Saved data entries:
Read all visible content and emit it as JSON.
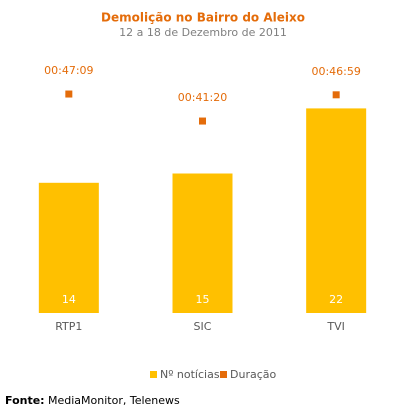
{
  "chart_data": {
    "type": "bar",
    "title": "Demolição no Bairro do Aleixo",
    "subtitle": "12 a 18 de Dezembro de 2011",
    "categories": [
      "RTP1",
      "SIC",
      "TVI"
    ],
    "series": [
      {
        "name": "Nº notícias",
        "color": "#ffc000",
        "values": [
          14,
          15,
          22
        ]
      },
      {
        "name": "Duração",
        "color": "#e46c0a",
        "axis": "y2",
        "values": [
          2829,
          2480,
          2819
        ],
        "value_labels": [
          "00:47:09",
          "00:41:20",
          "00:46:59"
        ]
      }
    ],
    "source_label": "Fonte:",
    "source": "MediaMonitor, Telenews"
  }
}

▶ [Challenge] Quote each line of the listing exactly, but leave the pictures out.

▶ [Result of this task]
Read all visible content and emit it as JSON.
{
  "chart_data": {
    "type": "bar",
    "title": "Demolição no Bairro do Aleixo",
    "subtitle": "12 a 18 de Dezembro de 2011",
    "categories": [
      "RTP1",
      "SIC",
      "TVI"
    ],
    "series": [
      {
        "name": "Nº notícias",
        "color": "#ffc000",
        "values": [
          14,
          15,
          22
        ]
      },
      {
        "name": "Duração",
        "color": "#e46c0a",
        "axis": "y2",
        "values": [
          2829,
          2480,
          2819
        ],
        "value_labels": [
          "00:47:09",
          "00:41:20",
          "00:46:59"
        ]
      }
    ],
    "source_label": "Fonte:",
    "source": "MediaMonitor, Telenews"
  }
}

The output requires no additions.